◆ Instructions for the task
Work through the listing below and count the lines that hold "Inlet". Answer with the number alone.

□ □ □ □ □

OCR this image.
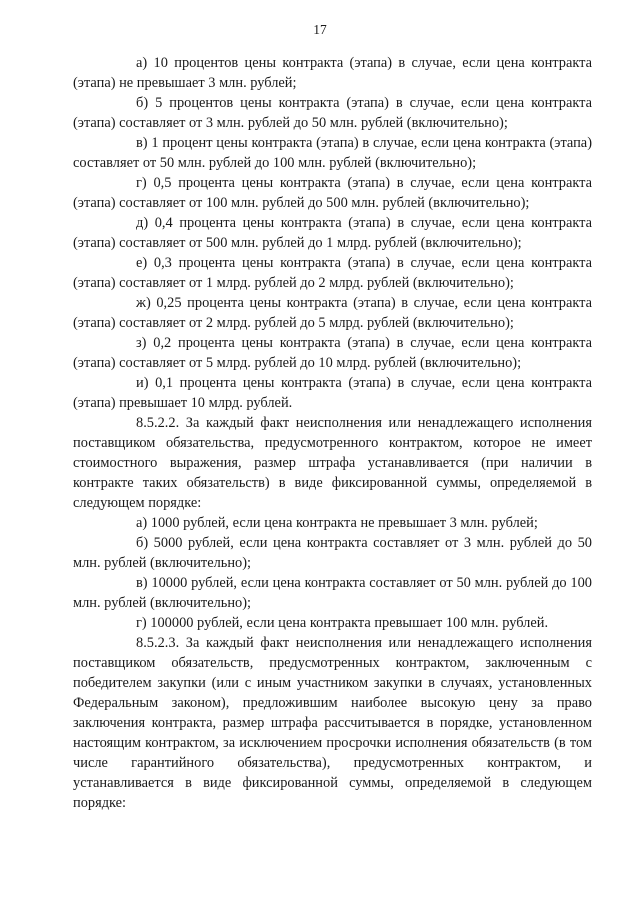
17

а) 10 процентов цены контракта (этапа) в случае, если цена контракта (этапа) не превышает 3 млн. рублей;

б) 5 процентов цены контракта (этапа) в случае, если цена контракта (этапа) составляет от 3 млн. рублей до 50 млн. рублей (включительно);

в) 1 процент цены контракта (этапа) в случае, если цена контракта (этапа) составляет от 50 млн. рублей до 100 млн. рублей (включительно);

г) 0,5 процента цены контракта (этапа) в случае, если цена контракта (этапа) составляет от 100 млн. рублей до 500 млн. рублей (включительно);

д) 0,4 процента цены контракта (этапа) в случае, если цена контракта (этапа) составляет от 500 млн. рублей до 1 млрд. рублей (включительно);

е) 0,3 процента цены контракта (этапа) в случае, если цена контракта (этапа) составляет от 1 млрд. рублей до 2 млрд. рублей (включительно);

ж) 0,25 процента цены контракта (этапа) в случае, если цена контракта (этапа) составляет от 2 млрд. рублей до 5 млрд. рублей (включительно);

з) 0,2 процента цены контракта (этапа) в случае, если цена контракта (этапа) составляет от 5 млрд. рублей до 10 млрд. рублей (включительно);

и) 0,1 процента цены контракта (этапа) в случае, если цена контракта (этапа) превышает 10 млрд. рублей.

8.5.2.2. За каждый факт неисполнения или ненадлежащего исполнения поставщиком обязательства, предусмотренного контрактом, которое не имеет стоимостного выражения, размер штрафа устанавливается (при наличии в контракте таких обязательств) в виде фиксированной суммы, определяемой в следующем порядке:

а) 1000 рублей, если цена контракта не превышает 3 млн. рублей;

б) 5000 рублей, если цена контракта составляет от 3 млн. рублей до 50 млн. рублей (включительно);

в) 10000 рублей, если цена контракта составляет от 50 млн. рублей до 100 млн. рублей (включительно);

г) 100000 рублей, если цена контракта превышает 100 млн. рублей.

8.5.2.3. За каждый факт неисполнения или ненадлежащего исполнения поставщиком обязательств, предусмотренных контрактом, заключенным с победителем закупки (или с иным участником закупки в случаях, установленных Федеральным законом), предложившим наиболее высокую цену за право заключения контракта, размер штрафа рассчитывается в порядке, установленном настоящим контрактом, за исключением просрочки исполнения обязательств (в том числе гарантийного обязательства), предусмотренных контрактом, и устанавливается в виде фиксированной суммы, определяемой в следующем порядке:
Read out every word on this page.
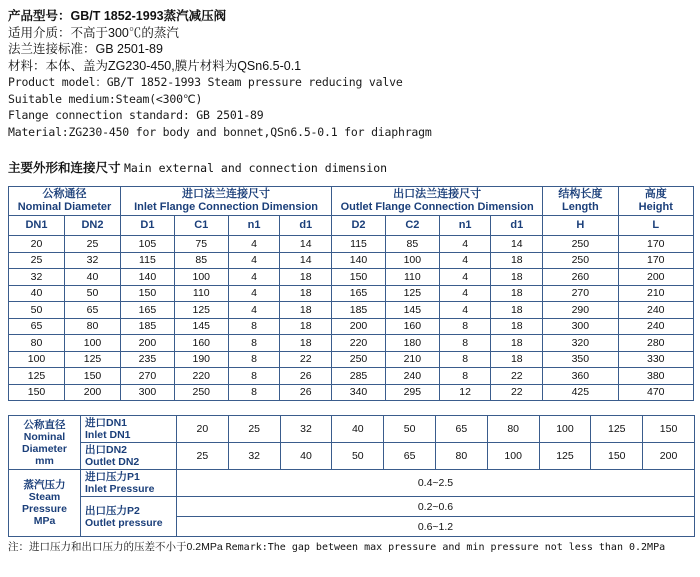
产品型号：GB/T 1852-1993蒸汽减压阀
适用介质：不高于300℃的蒸汽
法兰连接标准：GB 2501-89
材料：本体、盖为ZG230-450,膜片材料为QSn6.5-0.1
Product model：GB/T 1852-1993 Steam pressure reducing valve
Suitable medium:Steam(<300℃)
Flange connection standard: GB 2501-89
Material:ZG230-450 for body and bonnet,QSn6.5-0.1 for diaphragm
主要外形和连接尺寸 Main external and connection dimension
公称通径
Nominal Diameter		进口法兰连接尺寸
Inlet Flange Connection Dimension				出口法兰连接尺寸
Outlet Flange Connection Dimension				结构长度
Length	高度
Height

DN1	DN2	D1	C1	n1	d1	D2	C2	n1	d1	H	L
20	25	105	75	4	14	115	85	4	14	250	170
25	32	115	85	4	14	140	100	4	18	250	170
32	40	140	100	4	18	150	110	4	18	260	200
40	50	150	110	4	18	165	125	4	18	270	210
50	65	165	125	4	18	185	145	4	18	290	240
65	80	185	145	8	18	200	160	8	18	300	240
80	100	200	160	8	18	220	180	8	18	320	280
100	125	235	190	8	22	250	210	8	18	350	330
125	150	270	220	8	26	285	240	8	22	360	380
150	200	300	250	8	26	340	295	12	22	425	470
公称直径
Nominal
Diameter
mm

进口DN1
Inlet DN1	20	25	32	40	50	65	80	100	125	150

	出口DN2
Outlet DN2	25	32	40	50	65	80	100	125	150	200

蒸汽压力
Steam
Pressure
MPa

进口压力P1
Inlet Pressure	0.4~2.5

	出口压力P2
Outlet pressure	0.2~0.6									
		0.6~1.2									
注：进口压力和出口压力的压差不小于0.2MPa Remark:The gap between max pressure and min pressure not less than 0.2MPa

□ □ □ □ □

◆ Exercise response
3